Exercise aim: Tally the lines holding "display" and state only that figure.

Stored data
* * * * * * *
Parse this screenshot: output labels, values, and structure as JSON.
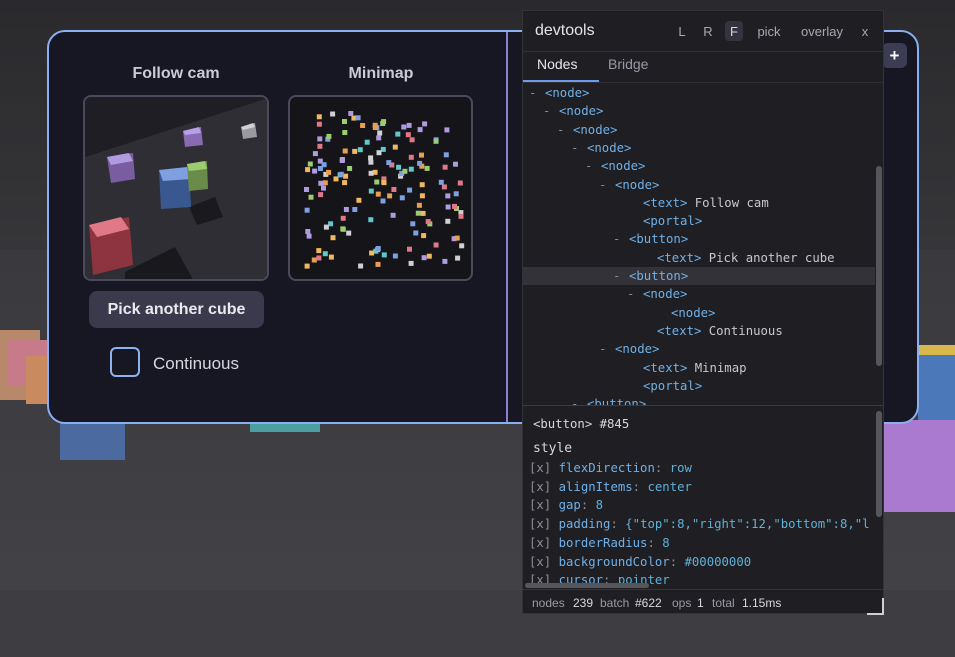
{
  "panel": {
    "follow_cam_title": "Follow cam",
    "minimap_title": "Minimap",
    "pick_button_label": "Pick another cube",
    "continuous_label": "Continuous",
    "continuous_checked": false,
    "plus_button_label": "+"
  },
  "devtools": {
    "title": "devtools",
    "header_buttons": {
      "left": "L",
      "right": "R",
      "float": "F",
      "pick": "pick",
      "overlay": "overlay",
      "close": "x"
    },
    "active_header_button": "F",
    "tabs": {
      "nodes": "Nodes",
      "bridge": "Bridge"
    },
    "active_tab": "Nodes",
    "tree": [
      {
        "dash": "-",
        "tag": "<node>",
        "text": ""
      },
      {
        "dash": "-",
        "tag": "<node>",
        "text": ""
      },
      {
        "dash": "-",
        "tag": "<node>",
        "text": ""
      },
      {
        "dash": "-",
        "tag": "<node>",
        "text": ""
      },
      {
        "dash": "-",
        "tag": "<node>",
        "text": ""
      },
      {
        "dash": "-",
        "tag": "<node>",
        "text": ""
      },
      {
        "dash": "",
        "tag": "<text>",
        "text": "Follow cam"
      },
      {
        "dash": "",
        "tag": "<portal>",
        "text": ""
      },
      {
        "dash": "-",
        "tag": "<button>",
        "text": ""
      },
      {
        "dash": "",
        "tag": "<text>",
        "text": "Pick another cube"
      },
      {
        "dash": "-",
        "tag": "<button>",
        "text": "",
        "selected": true
      },
      {
        "dash": "-",
        "tag": "<node>",
        "text": ""
      },
      {
        "dash": "",
        "tag": "<node>",
        "text": ""
      },
      {
        "dash": "",
        "tag": "<text>",
        "text": "Continuous"
      },
      {
        "dash": "-",
        "tag": "<node>",
        "text": ""
      },
      {
        "dash": "",
        "tag": "<text>",
        "text": "Minimap"
      },
      {
        "dash": "",
        "tag": "<portal>",
        "text": ""
      },
      {
        "dash": "-",
        "tag": "<button>",
        "text": ""
      }
    ],
    "selected": {
      "heading": "<button> #845",
      "section": "style",
      "props": [
        {
          "mark": "[x]",
          "key": "flexDirection",
          "value": "row"
        },
        {
          "mark": "[x]",
          "key": "alignItems",
          "value": "center"
        },
        {
          "mark": "[x]",
          "key": "gap",
          "value": "8"
        },
        {
          "mark": "[x]",
          "key": "padding",
          "value": "{\"top\":8,\"right\":12,\"bottom\":8,\"l"
        },
        {
          "mark": "[x]",
          "key": "borderRadius",
          "value": "8"
        },
        {
          "mark": "[x]",
          "key": "backgroundColor",
          "value": "#00000000"
        },
        {
          "mark": "[x]",
          "key": "cursor",
          "value": "pointer"
        }
      ]
    },
    "status": {
      "nodes_label": "nodes",
      "nodes_value": "239",
      "batch_label": "batch",
      "batch_value": "#622",
      "ops_label": "ops",
      "ops_value": "1",
      "total_label": "total",
      "total_value": "1.15ms"
    }
  },
  "colors": {
    "panel_border": "#8aaef0",
    "panel_divider": "#8f7bd0",
    "tag": "#6fb0e8",
    "tab_underline": "#6f9ae8"
  }
}
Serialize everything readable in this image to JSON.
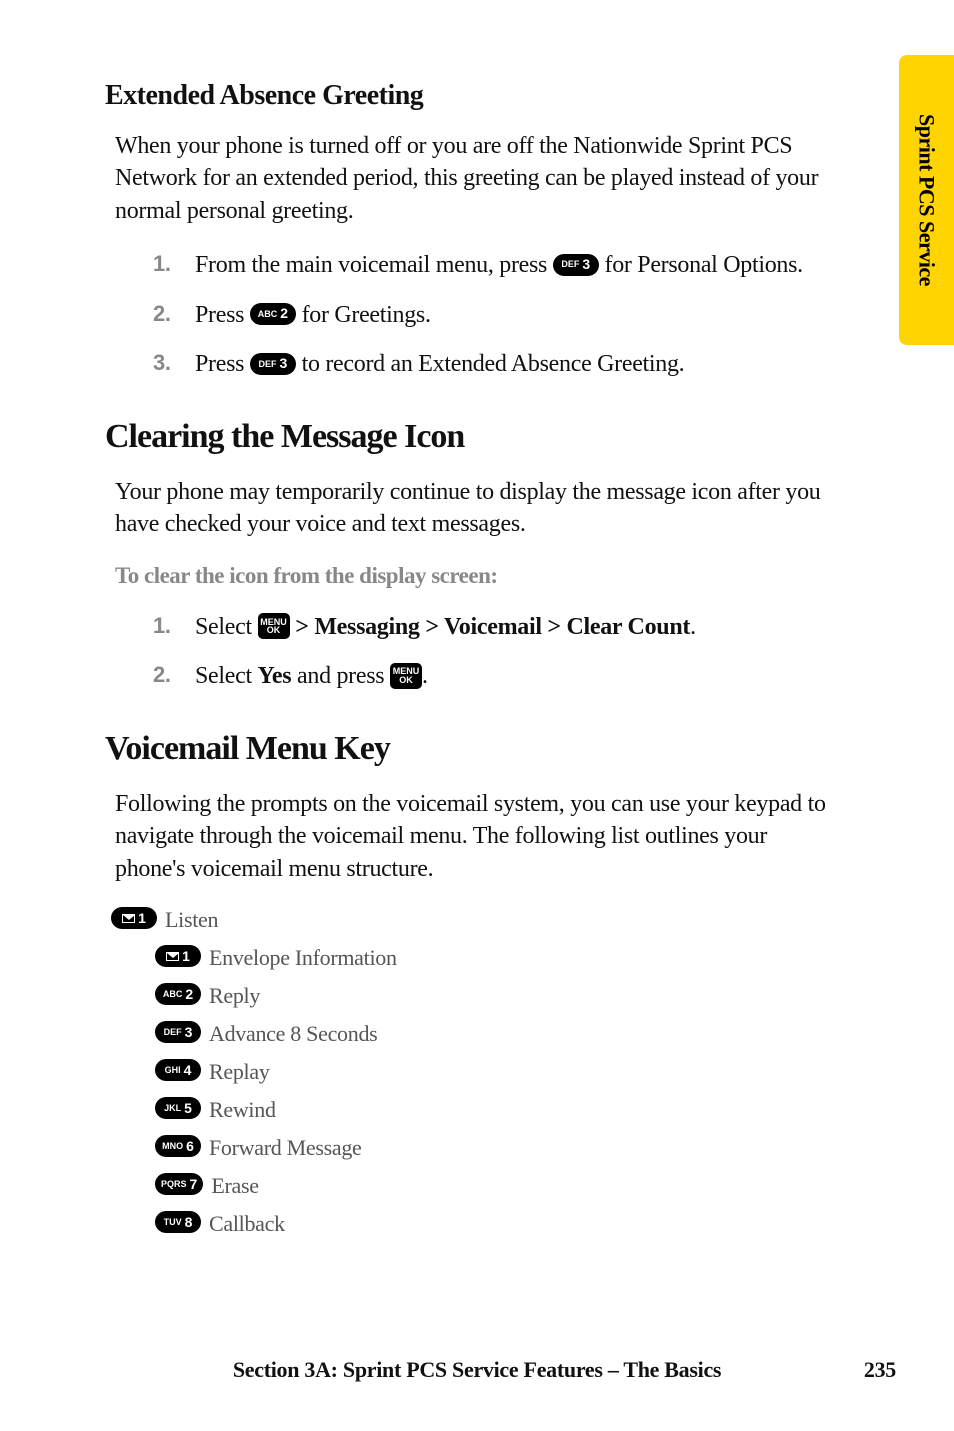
{
  "sideTab": "Sprint PCS Service",
  "sections": {
    "extAbsence": {
      "title": "Extended Absence Greeting",
      "intro": "When your phone is turned off or you are off the Nationwide Sprint PCS Network for an extended period, this greeting can be played instead of your normal personal greeting.",
      "steps": {
        "s1a": "From the main voicemail menu, press ",
        "s1b": " for Personal Options.",
        "s2a": "Press ",
        "s2b": " for Greetings.",
        "s3a": "Press ",
        "s3b": " to record an Extended Absence Greeting."
      }
    },
    "clearing": {
      "title": "Clearing the Message Icon",
      "intro": "Your phone may temporarily continue to display the message icon after you have checked your voice and text messages.",
      "subhead": "To clear the icon from the display screen:",
      "steps": {
        "s1a": "Select ",
        "s1b": " > Messaging > Voicemail > Clear Count",
        "s1c": ".",
        "s2a": "Select ",
        "s2b": "Yes",
        "s2c": " and press ",
        "s2d": "."
      }
    },
    "vmKey": {
      "title": "Voicemail Menu Key",
      "intro": "Following the prompts on the voicemail system, you can use your keypad to navigate through the voicemail menu. The following list outlines your phone's voicemail menu structure.",
      "tree": {
        "listen": "Listen",
        "envInfo": "Envelope Information",
        "reply": "Reply",
        "advance": "Advance 8 Seconds",
        "replay": "Replay",
        "rewind": "Rewind",
        "forward": "Forward Message",
        "erase": "Erase",
        "callback": "Callback"
      }
    }
  },
  "keys": {
    "mail1_sm": "",
    "mail1_big": "1",
    "abc2_sm": "ABC",
    "abc2_big": "2",
    "def3_sm": "DEF",
    "def3_big": "3",
    "ghi4_sm": "GHI",
    "ghi4_big": "4",
    "jkl5_sm": "JKL",
    "jkl5_big": "5",
    "mno6_sm": "MNO",
    "mno6_big": "6",
    "pqrs7_sm": "PQRS",
    "pqrs7_big": "7",
    "tuv8_sm": "TUV",
    "tuv8_big": "8",
    "menu_top": "MENU",
    "menu_bot": "OK"
  },
  "footer": {
    "text": "Section 3A: Sprint PCS Service Features – The Basics",
    "page": "235"
  }
}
* * * * * * *
Output of the exercise: 2